§ **THE EXERCISE**:
Find the number of lines below in which the word "this" appears, and write that number only.

Raw records
★ ★ ★ ★
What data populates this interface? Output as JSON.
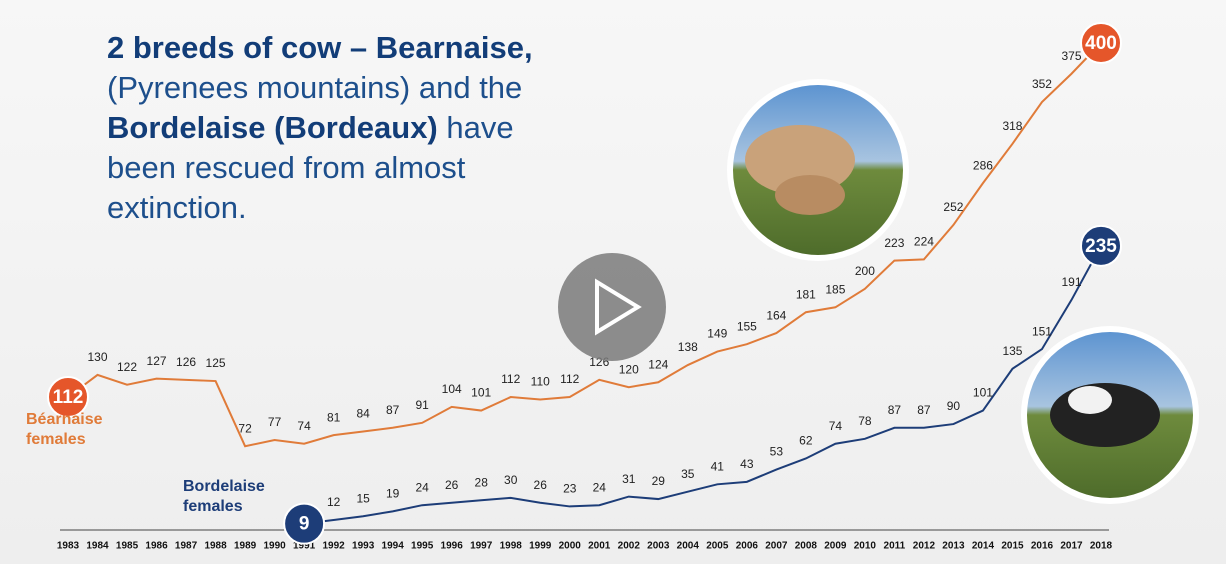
{
  "chart_data": {
    "type": "line",
    "title_parts": [
      "2 breeds of cow – Bearnaise,",
      "(Pyrenees mountains) and the",
      "Bordelaise (Bordeaux)",
      " have",
      "been rescued from almost",
      "extinction."
    ],
    "x": [
      1983,
      1984,
      1985,
      1986,
      1987,
      1988,
      1989,
      1990,
      1991,
      1992,
      1993,
      1994,
      1995,
      1996,
      1997,
      1998,
      1999,
      2000,
      2001,
      2002,
      2003,
      2004,
      2005,
      2006,
      2007,
      2008,
      2009,
      2010,
      2011,
      2012,
      2013,
      2014,
      2015,
      2016,
      2017,
      2018
    ],
    "series": [
      {
        "name": "Béarnaise females",
        "color": "#e07b39",
        "marker_color": "#e5562a",
        "values": [
          112,
          130,
          122,
          127,
          126,
          125,
          72,
          77,
          74,
          81,
          84,
          87,
          91,
          104,
          101,
          112,
          110,
          112,
          126,
          120,
          124,
          138,
          149,
          155,
          164,
          181,
          185,
          200,
          223,
          224,
          252,
          286,
          318,
          352,
          375,
          400
        ]
      },
      {
        "name": "Bordelaise females",
        "color": "#1d3d78",
        "marker_color": "#1d3d78",
        "values": [
          null,
          null,
          null,
          null,
          null,
          null,
          null,
          null,
          9,
          12,
          15,
          19,
          24,
          26,
          28,
          30,
          26,
          23,
          24,
          31,
          29,
          35,
          41,
          43,
          53,
          62,
          74,
          78,
          87,
          87,
          90,
          101,
          135,
          151,
          191,
          235
        ]
      }
    ],
    "xlim": [
      1983,
      2018
    ],
    "ylim": [
      -10,
      400
    ]
  }
}
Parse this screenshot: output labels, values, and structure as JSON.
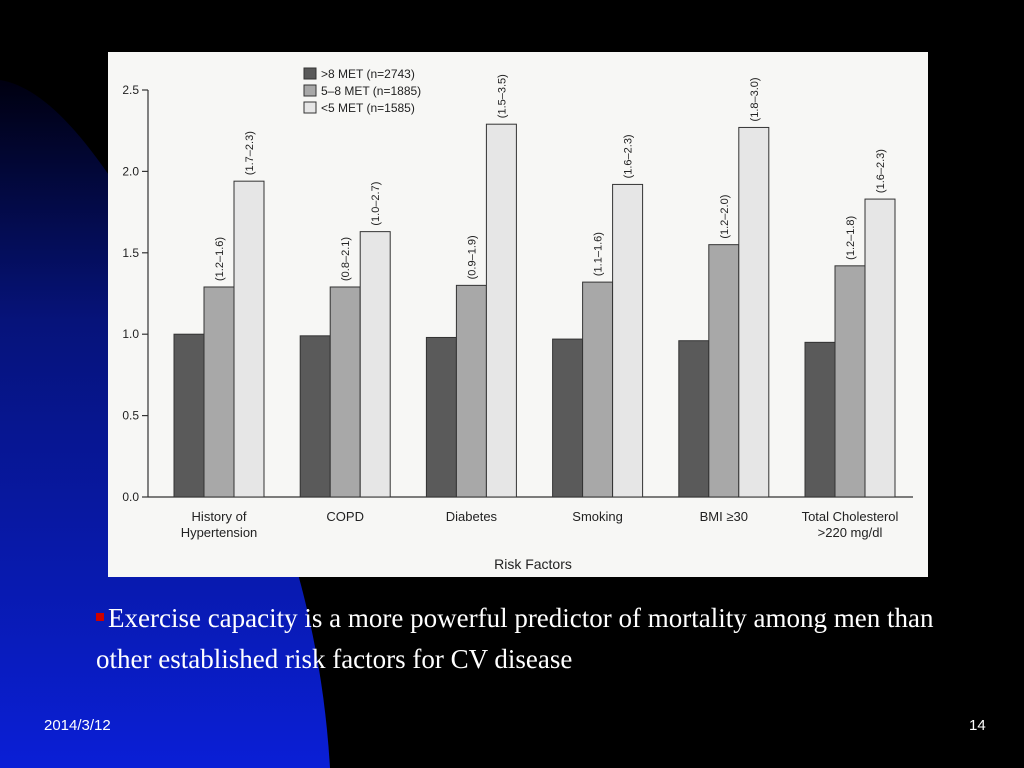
{
  "slide": {
    "bullet_text": "Exercise capacity is a more powerful predictor of mortality among men than other established risk factors for CV disease",
    "date": "2014/3/12",
    "page_number": "14"
  },
  "colors": {
    "background": "#000000",
    "blue_shape": "#0a1fd0",
    "bullet": "#cc0000",
    "series": [
      "#5a5a5a",
      "#a8a8a8",
      "#e6e6e6"
    ]
  },
  "chart_data": {
    "type": "bar",
    "title": "",
    "xlabel": "Risk Factors",
    "ylabel": "",
    "ylim": [
      0,
      2.5
    ],
    "yticks": [
      "0.0",
      "0.5",
      "1.0",
      "1.5",
      "2.0",
      "2.5"
    ],
    "categories": [
      [
        "History of",
        "Hypertension"
      ],
      [
        "COPD"
      ],
      [
        "Diabetes"
      ],
      [
        "Smoking"
      ],
      [
        "BMI ≥30"
      ],
      [
        "Total Cholesterol",
        ">220 mg/dl"
      ]
    ],
    "legend_position": "top-left",
    "series": [
      {
        "name": ">8 MET (n=2743)",
        "values": [
          1.0,
          0.99,
          0.98,
          0.97,
          0.96,
          0.95
        ],
        "ci": [
          "",
          "",
          "",
          "",
          "",
          ""
        ]
      },
      {
        "name": "5–8 MET (n=1885)",
        "values": [
          1.29,
          1.29,
          1.3,
          1.32,
          1.55,
          1.42
        ],
        "ci": [
          "(1.2–1.6)",
          "(0.8–2.1)",
          "(0.9–1.9)",
          "(1.1–1.6)",
          "(1.2–2.0)",
          "(1.2–1.8)"
        ]
      },
      {
        "name": "<5 MET (n=1585)",
        "values": [
          1.94,
          1.63,
          2.29,
          1.92,
          2.27,
          1.83
        ],
        "ci": [
          "(1.7–2.3)",
          "(1.0–2.7)",
          "(1.5–3.5)",
          "(1.6–2.3)",
          "(1.8–3.0)",
          "(1.6–2.3)"
        ]
      }
    ]
  }
}
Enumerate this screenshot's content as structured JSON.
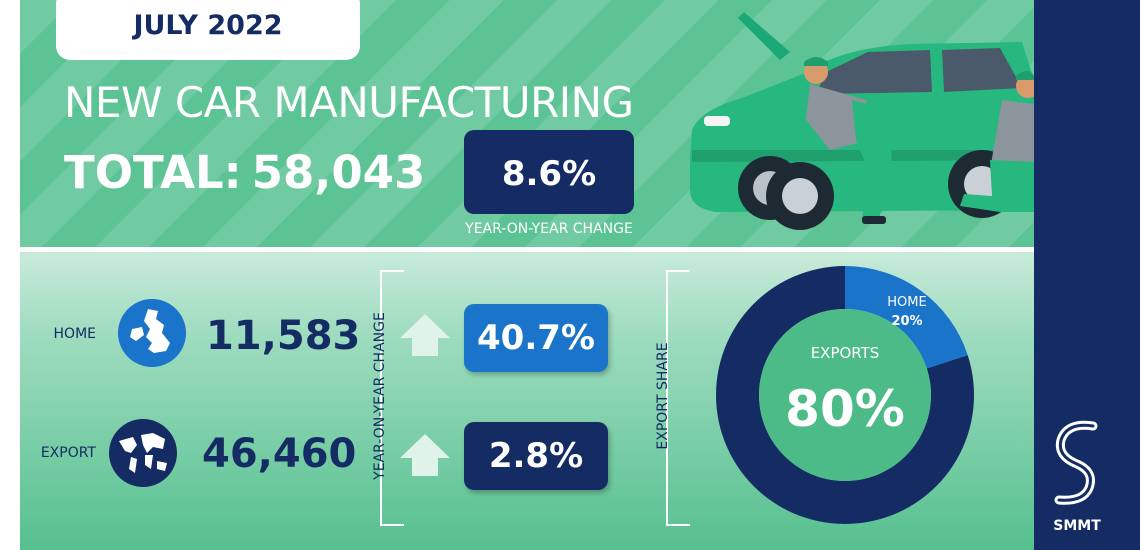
{
  "header": {
    "date": "JULY 2022",
    "title": "NEW CAR MANUFACTURING",
    "total_label": "TOTAL:",
    "total_value": "58,043",
    "yoy_value": "8.6%",
    "yoy_caption": "YEAR-ON-YEAR CHANGE"
  },
  "rows": [
    {
      "label": "HOME",
      "value": "11,583",
      "change": "40.7%",
      "direction": "up",
      "icon": "uk-map-icon"
    },
    {
      "label": "EXPORT",
      "value": "46,460",
      "change": "2.8%",
      "direction": "up",
      "icon": "world-map-icon"
    }
  ],
  "labels": {
    "yoy_vertical": "YEAR-ON-YEAR CHANGE",
    "share_vertical": "EXPORT SHARE"
  },
  "brand": {
    "name": "SMMT"
  },
  "colors": {
    "navy": "#142c63",
    "blue": "#1a74c9",
    "green": "#5cc394",
    "arrow": "#dff3ea"
  },
  "chart_data": {
    "type": "pie",
    "title": "",
    "categories": [
      "EXPORTS",
      "HOME"
    ],
    "values": [
      80,
      20
    ],
    "data_labels": [
      "80%",
      "20%"
    ],
    "colors": [
      "#142c63",
      "#1a74c9"
    ],
    "legend": "none"
  }
}
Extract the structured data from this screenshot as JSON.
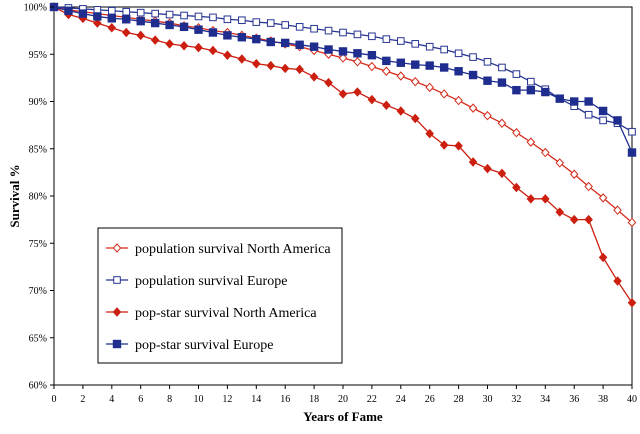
{
  "chart_data": {
    "type": "line",
    "xlabel": "Years of Fame",
    "ylabel": "Survival %",
    "xlim": [
      0,
      40
    ],
    "ylim": [
      60,
      100
    ],
    "x_ticks": [
      0,
      2,
      4,
      6,
      8,
      10,
      12,
      14,
      16,
      18,
      20,
      22,
      24,
      26,
      28,
      30,
      32,
      34,
      36,
      38,
      40
    ],
    "y_ticks": [
      60,
      65,
      70,
      75,
      80,
      85,
      90,
      95,
      100
    ],
    "y_tick_labels": [
      "60%",
      "65%",
      "70%",
      "75%",
      "80%",
      "85%",
      "90%",
      "95%",
      "100%"
    ],
    "grid": false,
    "legend_position": "bottom-left",
    "series": [
      {
        "name": "population survival North America",
        "color": "#d42a1a",
        "marker": "diamond-open",
        "x": [
          0,
          1,
          2,
          3,
          4,
          5,
          6,
          7,
          8,
          9,
          10,
          11,
          12,
          13,
          14,
          15,
          16,
          17,
          18,
          19,
          20,
          21,
          22,
          23,
          24,
          25,
          26,
          27,
          28,
          29,
          30,
          31,
          32,
          33,
          34,
          35,
          36,
          37,
          38,
          39,
          40
        ],
        "values": [
          100,
          99.7,
          99.5,
          99.3,
          99.1,
          98.9,
          98.7,
          98.5,
          98.3,
          98.0,
          97.8,
          97.5,
          97.3,
          97.0,
          96.7,
          96.4,
          96.1,
          95.8,
          95.4,
          95.0,
          94.6,
          94.2,
          93.7,
          93.2,
          92.7,
          92.1,
          91.5,
          90.8,
          90.1,
          89.3,
          88.5,
          87.7,
          86.7,
          85.7,
          84.6,
          83.5,
          82.3,
          81.0,
          79.8,
          78.5,
          77.2
        ]
      },
      {
        "name": "population survival Europe",
        "color": "#283593",
        "marker": "square-open",
        "x": [
          0,
          1,
          2,
          3,
          4,
          5,
          6,
          7,
          8,
          9,
          10,
          11,
          12,
          13,
          14,
          15,
          16,
          17,
          18,
          19,
          20,
          21,
          22,
          23,
          24,
          25,
          26,
          27,
          28,
          29,
          30,
          31,
          32,
          33,
          34,
          35,
          36,
          37,
          38,
          39,
          40
        ],
        "values": [
          100,
          99.9,
          99.8,
          99.7,
          99.6,
          99.5,
          99.4,
          99.3,
          99.2,
          99.1,
          99.0,
          98.9,
          98.7,
          98.6,
          98.4,
          98.3,
          98.1,
          97.9,
          97.7,
          97.5,
          97.3,
          97.1,
          96.9,
          96.6,
          96.4,
          96.1,
          95.8,
          95.5,
          95.1,
          94.7,
          94.2,
          93.6,
          92.9,
          92.1,
          91.3,
          90.3,
          89.5,
          88.6,
          88.0,
          87.7,
          86.8
        ]
      },
      {
        "name": "pop-star survival North America",
        "color": "#cc1f10",
        "marker": "diamond-filled",
        "x": [
          0,
          1,
          2,
          3,
          4,
          5,
          6,
          7,
          8,
          9,
          10,
          11,
          12,
          13,
          14,
          15,
          16,
          17,
          18,
          19,
          20,
          21,
          22,
          23,
          24,
          25,
          26,
          27,
          28,
          29,
          30,
          31,
          32,
          33,
          34,
          35,
          36,
          37,
          38,
          39,
          40
        ],
        "values": [
          100,
          99.2,
          98.8,
          98.3,
          97.8,
          97.3,
          97.0,
          96.5,
          96.1,
          95.9,
          95.7,
          95.4,
          94.9,
          94.5,
          94.0,
          93.8,
          93.5,
          93.4,
          92.6,
          92.0,
          90.8,
          91.0,
          90.2,
          89.6,
          89.0,
          88.2,
          86.6,
          85.4,
          85.3,
          83.6,
          82.9,
          82.4,
          80.9,
          79.7,
          79.7,
          78.3,
          77.5,
          77.5,
          73.5,
          71.0,
          68.7
        ]
      },
      {
        "name": "pop-star survival Europe",
        "color": "#1f2d8e",
        "marker": "square-filled",
        "x": [
          0,
          1,
          2,
          3,
          4,
          5,
          6,
          7,
          8,
          9,
          10,
          11,
          12,
          13,
          14,
          15,
          16,
          17,
          18,
          19,
          20,
          21,
          22,
          23,
          24,
          25,
          26,
          27,
          28,
          29,
          30,
          31,
          32,
          33,
          34,
          35,
          36,
          37,
          38,
          39,
          40
        ],
        "values": [
          100,
          99.6,
          99.3,
          99.0,
          98.8,
          98.7,
          98.5,
          98.3,
          98.1,
          97.9,
          97.6,
          97.3,
          97.0,
          96.8,
          96.6,
          96.3,
          96.2,
          96.0,
          95.8,
          95.5,
          95.3,
          95.1,
          94.9,
          94.3,
          94.1,
          93.9,
          93.8,
          93.6,
          93.2,
          92.8,
          92.2,
          92.0,
          91.2,
          91.2,
          91.0,
          90.3,
          90.0,
          90.0,
          89.0,
          88.0,
          84.6
        ]
      }
    ]
  }
}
★ ★ ★ ★
§ **ANSWER TO THE PROBLEM**:
4